* [Requirements]: Where a line contains the string "increased", copy that line.

* [Given records]:
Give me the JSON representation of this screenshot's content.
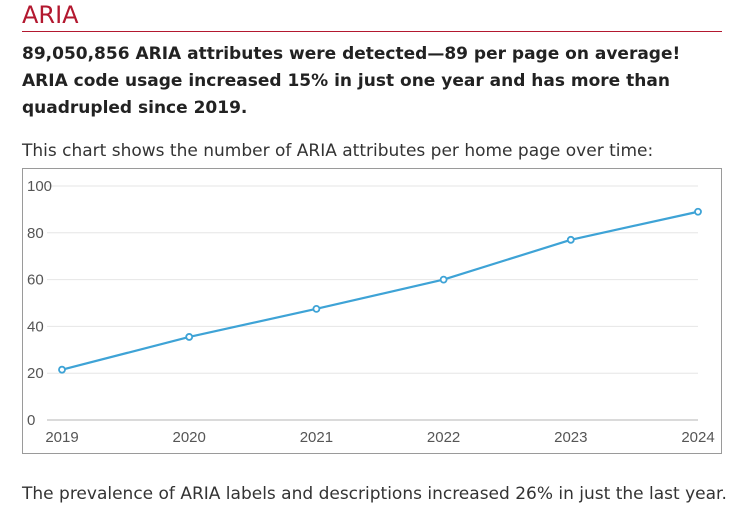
{
  "section": {
    "title": "ARIA",
    "lead": "89,050,856 ARIA attributes were detected—89 per page on average! ARIA code usage increased 15% in just one year and has more than quadrupled since 2019.",
    "intro": "This chart shows the number of ARIA attributes per home page over time:",
    "footnote": "The prevalence of ARIA labels and descriptions increased 26% in just the last year."
  },
  "colors": {
    "heading": "#b3182f",
    "line": "#3ea3d6",
    "grid": "#e6e6e6"
  },
  "chart_data": {
    "type": "line",
    "x": [
      "2019",
      "2020",
      "2021",
      "2022",
      "2023",
      "2024"
    ],
    "series": [
      {
        "values": [
          21.5,
          35.5,
          47.5,
          60,
          77,
          89
        ]
      }
    ],
    "ylim": [
      0,
      100
    ],
    "yticks": [
      0,
      20,
      40,
      60,
      80,
      100
    ],
    "xlabel": "",
    "ylabel": "",
    "grid": true,
    "legend": "none"
  }
}
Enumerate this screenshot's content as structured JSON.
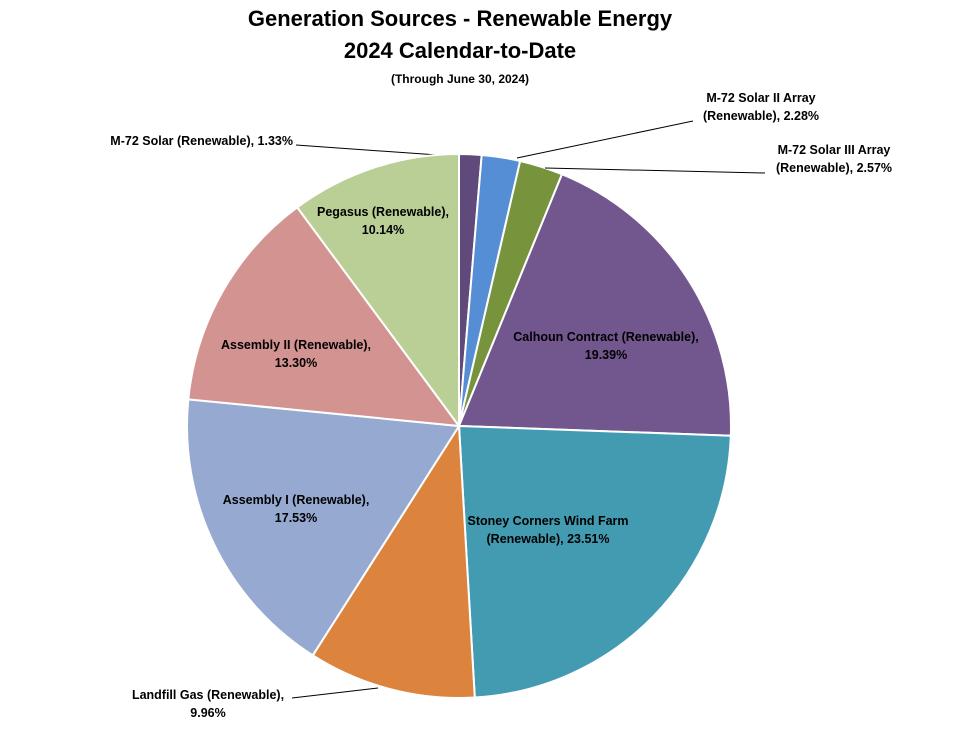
{
  "chart_data": {
    "type": "pie",
    "title": "Generation Sources - Renewable Energy",
    "subtitle": "2024 Calendar-to-Date",
    "note": "(Through June 30, 2024)",
    "start_angle": "12 o'clock, clockwise",
    "slices": [
      {
        "name": "M-72 Solar (Renewable)",
        "value": 1.33,
        "label": "M-72 Solar (Renewable), 1.33%",
        "color": "#604a7b"
      },
      {
        "name": "M-72 Solar II Array (Renewable)",
        "value": 2.28,
        "label_lines": [
          "M-72 Solar II Array",
          "(Renewable), 2.28%"
        ],
        "color": "#558ed5"
      },
      {
        "name": "M-72 Solar III Array (Renewable)",
        "value": 2.57,
        "label_lines": [
          "M-72 Solar III Array",
          "(Renewable), 2.57%"
        ],
        "color": "#77933c"
      },
      {
        "name": "Calhoun Contract (Renewable)",
        "value": 19.39,
        "label_lines": [
          "Calhoun Contract (Renewable),",
          "19.39%"
        ],
        "color": "#71578e"
      },
      {
        "name": "Stoney Corners Wind Farm (Renewable)",
        "value": 23.51,
        "label_lines": [
          "Stoney Corners Wind Farm",
          "(Renewable), 23.51%"
        ],
        "color": "#429bb1"
      },
      {
        "name": "Landfill Gas (Renewable)",
        "value": 9.96,
        "label_lines": [
          "Landfill Gas (Renewable),",
          "9.96%"
        ],
        "color": "#dc843e"
      },
      {
        "name": "Assembly I (Renewable)",
        "value": 17.53,
        "label_lines": [
          "Assembly I (Renewable),",
          "17.53%"
        ],
        "color": "#95a9d1"
      },
      {
        "name": "Assembly II (Renewable)",
        "value": 13.3,
        "label_lines": [
          "Assembly II (Renewable),",
          "13.30%"
        ],
        "color": "#d29391"
      },
      {
        "name": "Pegasus (Renewable)",
        "value": 10.14,
        "label_lines": [
          "Pegasus (Renewable),",
          "10.14%"
        ],
        "color": "#bacf96"
      }
    ]
  }
}
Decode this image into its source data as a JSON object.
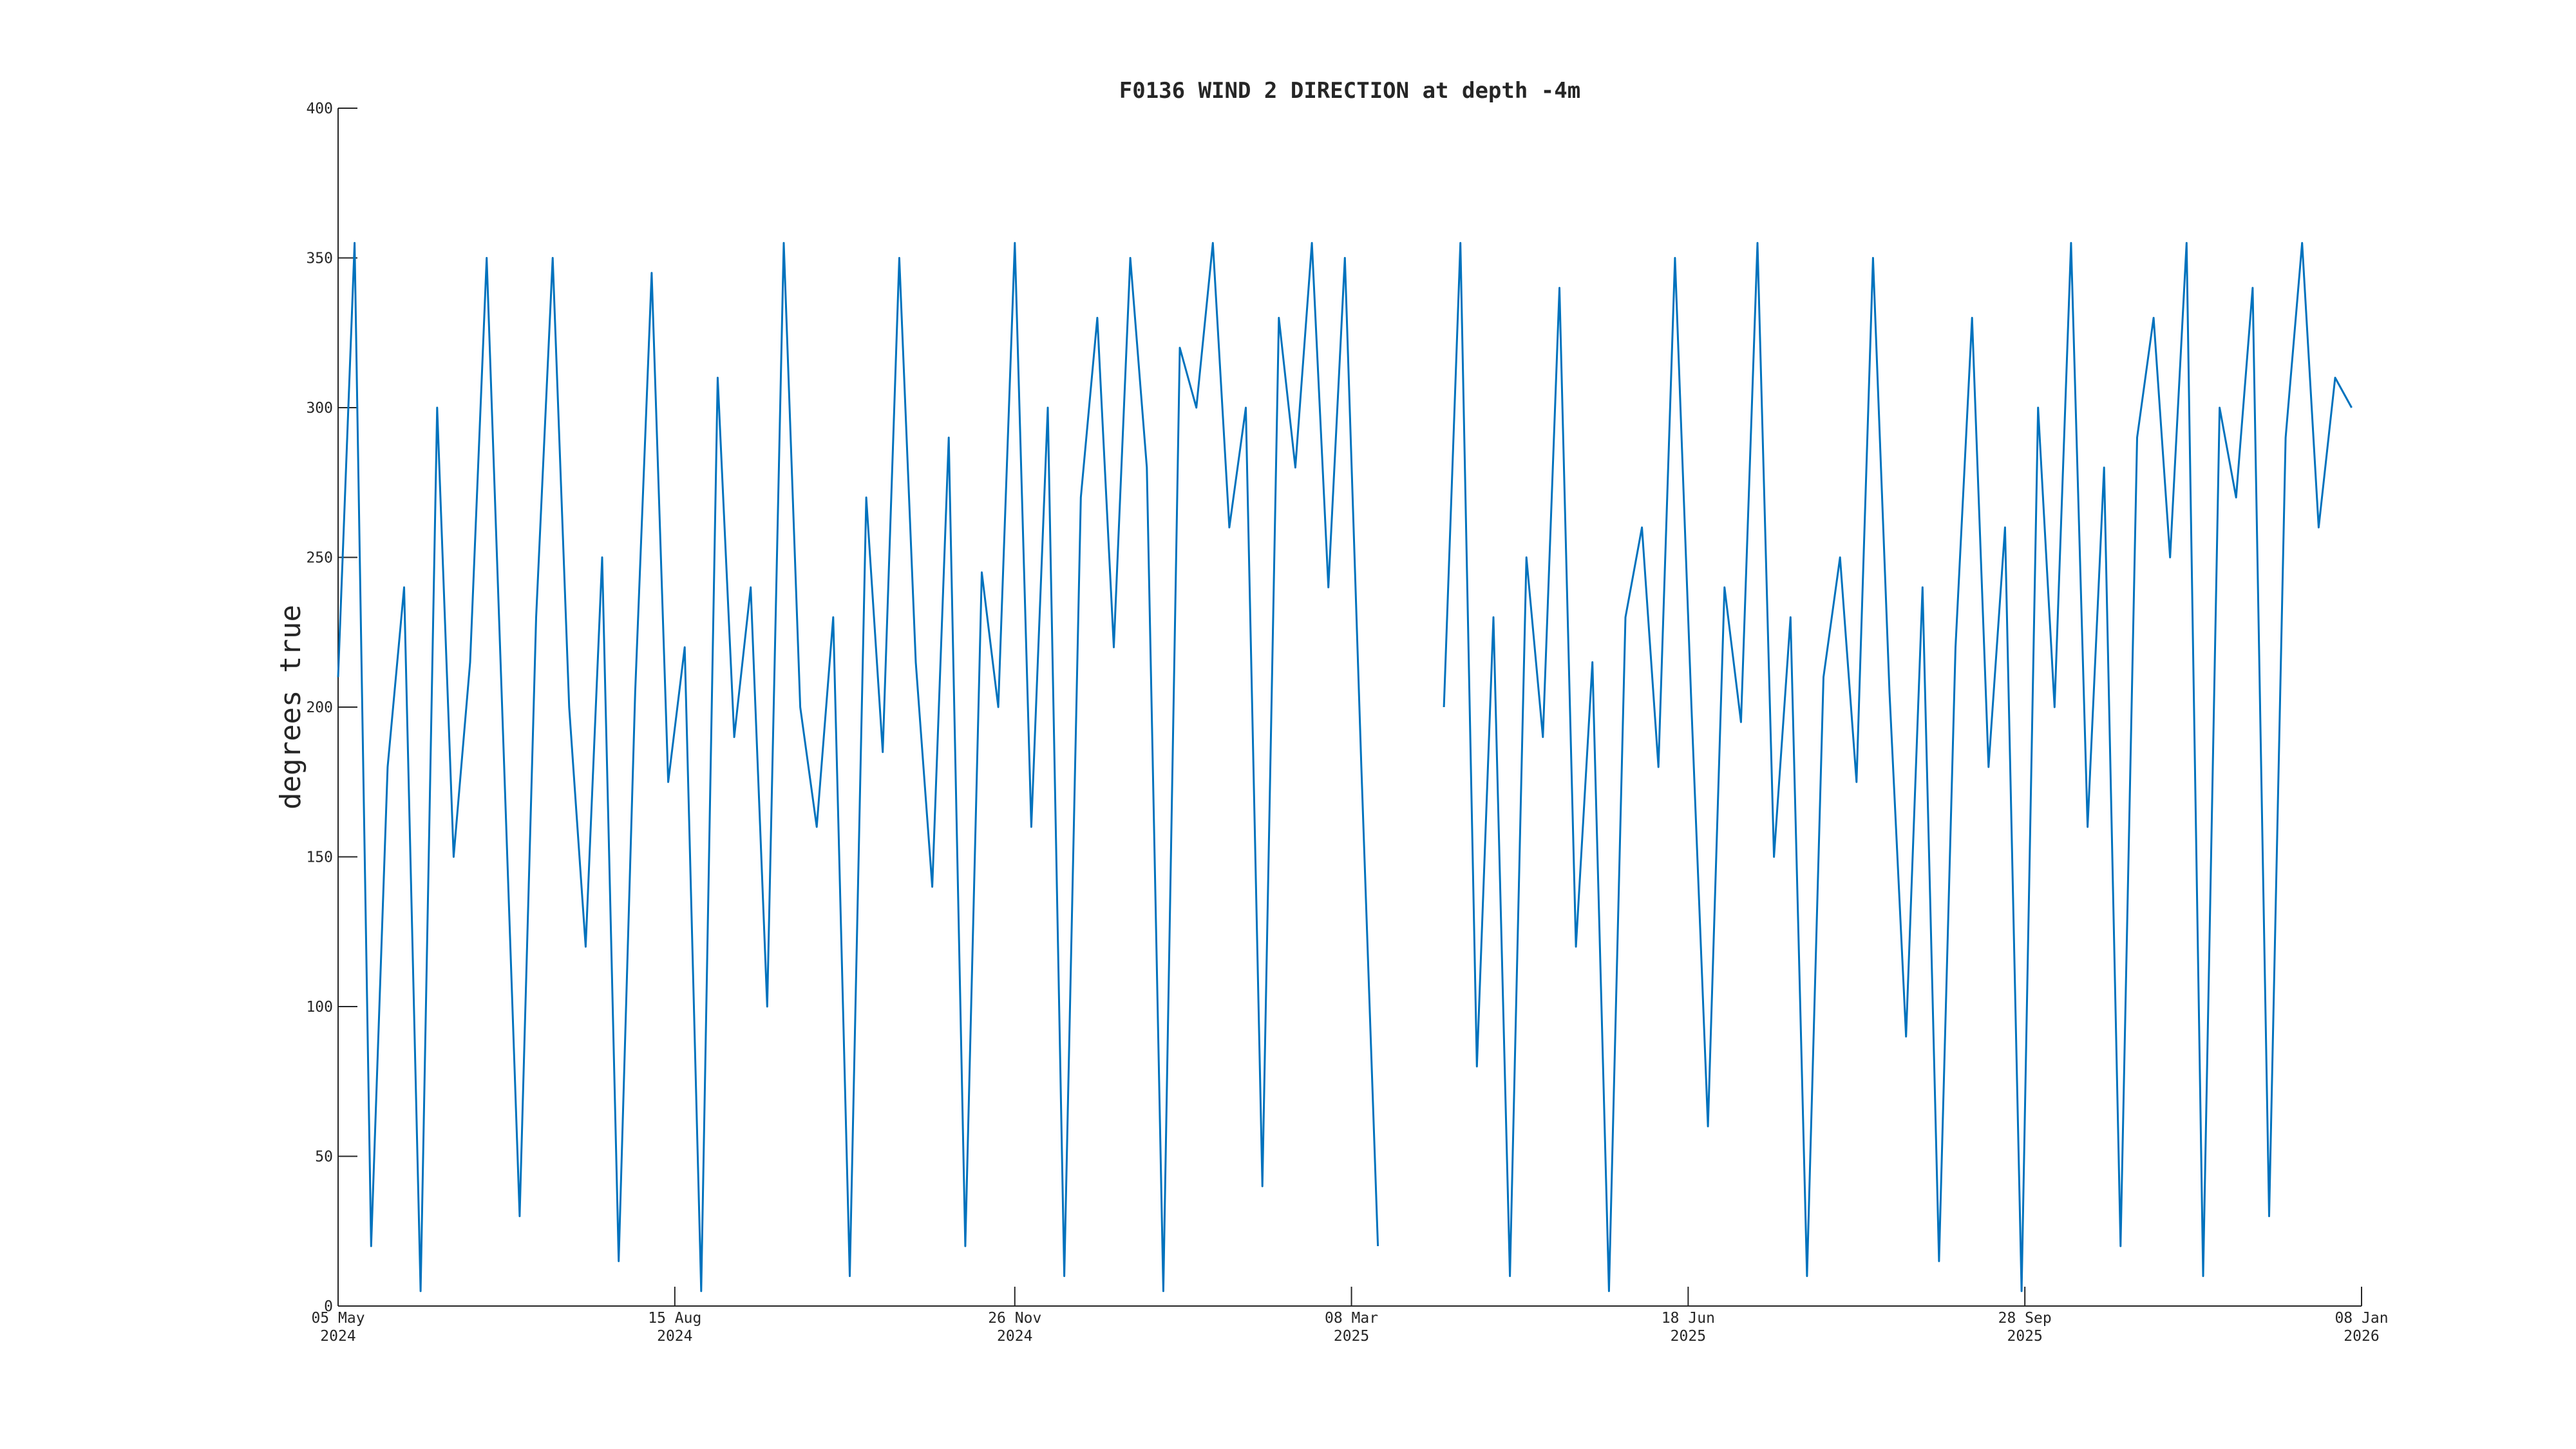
{
  "chart_data": {
    "type": "line",
    "title": "F0136 WIND 2 DIRECTION at depth -4m",
    "y_label": "degrees true",
    "x": [
      "2024-05-05",
      "2024-05-10",
      "2024-05-15",
      "2024-05-20",
      "2024-05-25",
      "2024-05-30",
      "2024-06-04",
      "2024-06-09",
      "2024-06-14",
      "2024-06-19",
      "2024-06-24",
      "2024-06-29",
      "2024-07-04",
      "2024-07-09",
      "2024-07-14",
      "2024-07-19",
      "2024-07-24",
      "2024-07-29",
      "2024-08-03",
      "2024-08-08",
      "2024-08-13",
      "2024-08-18",
      "2024-08-23",
      "2024-08-28",
      "2024-09-02",
      "2024-09-07",
      "2024-09-12",
      "2024-09-17",
      "2024-09-22",
      "2024-09-27",
      "2024-10-02",
      "2024-10-07",
      "2024-10-12",
      "2024-10-17",
      "2024-10-22",
      "2024-10-27",
      "2024-11-01",
      "2024-11-06",
      "2024-11-11",
      "2024-11-16",
      "2024-11-21",
      "2024-11-26",
      "2024-12-01",
      "2024-12-06",
      "2024-12-11",
      "2024-12-16",
      "2024-12-21",
      "2024-12-26",
      "2024-12-31",
      "2025-01-05",
      "2025-01-10",
      "2025-01-15",
      "2025-01-20",
      "2025-01-25",
      "2025-01-30",
      "2025-02-04",
      "2025-02-09",
      "2025-02-14",
      "2025-02-19",
      "2025-02-24",
      "2025-03-01",
      "2025-03-06",
      "2025-03-11",
      "2025-03-16",
      "2025-03-21",
      "2025-03-26",
      "2025-03-31",
      "2025-04-05",
      "2025-04-10",
      "2025-04-15",
      "2025-04-20",
      "2025-04-25",
      "2025-04-30",
      "2025-05-05",
      "2025-05-10",
      "2025-05-15",
      "2025-05-20",
      "2025-05-25",
      "2025-05-30",
      "2025-06-04",
      "2025-06-09",
      "2025-06-14",
      "2025-06-19",
      "2025-06-24",
      "2025-06-29",
      "2025-07-04",
      "2025-07-09",
      "2025-07-14",
      "2025-07-19",
      "2025-07-24",
      "2025-07-29",
      "2025-08-03",
      "2025-08-08",
      "2025-08-13",
      "2025-08-18",
      "2025-08-23",
      "2025-08-28",
      "2025-09-02",
      "2025-09-07",
      "2025-09-12",
      "2025-09-17",
      "2025-09-22",
      "2025-09-27",
      "2025-10-02",
      "2025-10-07",
      "2025-10-12",
      "2025-10-17",
      "2025-10-22",
      "2025-10-27",
      "2025-11-01",
      "2025-11-06",
      "2025-11-11",
      "2025-11-16",
      "2025-11-21",
      "2025-11-26",
      "2025-12-01",
      "2025-12-06",
      "2025-12-11",
      "2025-12-16",
      "2025-12-21",
      "2025-12-26",
      "2025-12-31",
      "2026-01-05"
    ],
    "series": [
      {
        "color": "#0072bd",
        "values": [
          210,
          355,
          20,
          180,
          240,
          5,
          300,
          150,
          215,
          350,
          190,
          30,
          230,
          350,
          200,
          120,
          250,
          15,
          205,
          345,
          175,
          220,
          5,
          310,
          190,
          240,
          100,
          355,
          200,
          160,
          230,
          10,
          270,
          185,
          350,
          215,
          140,
          290,
          20,
          245,
          200,
          355,
          160,
          300,
          10,
          270,
          330,
          220,
          350,
          280,
          5,
          320,
          300,
          355,
          260,
          300,
          40,
          330,
          280,
          355,
          240,
          350,
          180,
          20,
          null,
          null,
          null,
          200,
          355,
          80,
          230,
          10,
          250,
          190,
          340,
          120,
          215,
          5,
          230,
          260,
          180,
          350,
          200,
          60,
          240,
          195,
          355,
          150,
          230,
          10,
          210,
          250,
          175,
          350,
          205,
          90,
          240,
          15,
          220,
          330,
          180,
          260,
          5,
          300,
          200,
          355,
          160,
          280,
          20,
          290,
          330,
          250,
          355,
          10,
          300,
          270,
          340,
          30,
          290,
          355,
          260,
          310,
          300
        ]
      }
    ],
    "xlim": [
      "2024-05-05",
      "2026-01-08"
    ],
    "xticks": [
      {
        "value": "2024-05-05",
        "label": [
          "05 May",
          "2024"
        ]
      },
      {
        "value": "2024-08-15",
        "label": [
          "15 Aug",
          "2024"
        ]
      },
      {
        "value": "2024-11-26",
        "label": [
          "26 Nov",
          "2024"
        ]
      },
      {
        "value": "2025-03-08",
        "label": [
          "08 Mar",
          "2025"
        ]
      },
      {
        "value": "2025-06-18",
        "label": [
          "18 Jun",
          "2025"
        ]
      },
      {
        "value": "2025-09-28",
        "label": [
          "28 Sep",
          "2025"
        ]
      },
      {
        "value": "2026-01-08",
        "label": [
          "08 Jan",
          "2026"
        ]
      }
    ],
    "ylim": [
      0,
      400
    ],
    "yticks": [
      0,
      50,
      100,
      150,
      200,
      250,
      300,
      350,
      400
    ]
  }
}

* [Solution]:
    "lead": "89,050,856 ARIA attributes were detected—89 per page on average! ARIA code usage increased 15% in just one year and has more than quadrupled since 2019.",
    "footnote": "The prevalence of ARIA labels and descriptions increased 26% in just the last year."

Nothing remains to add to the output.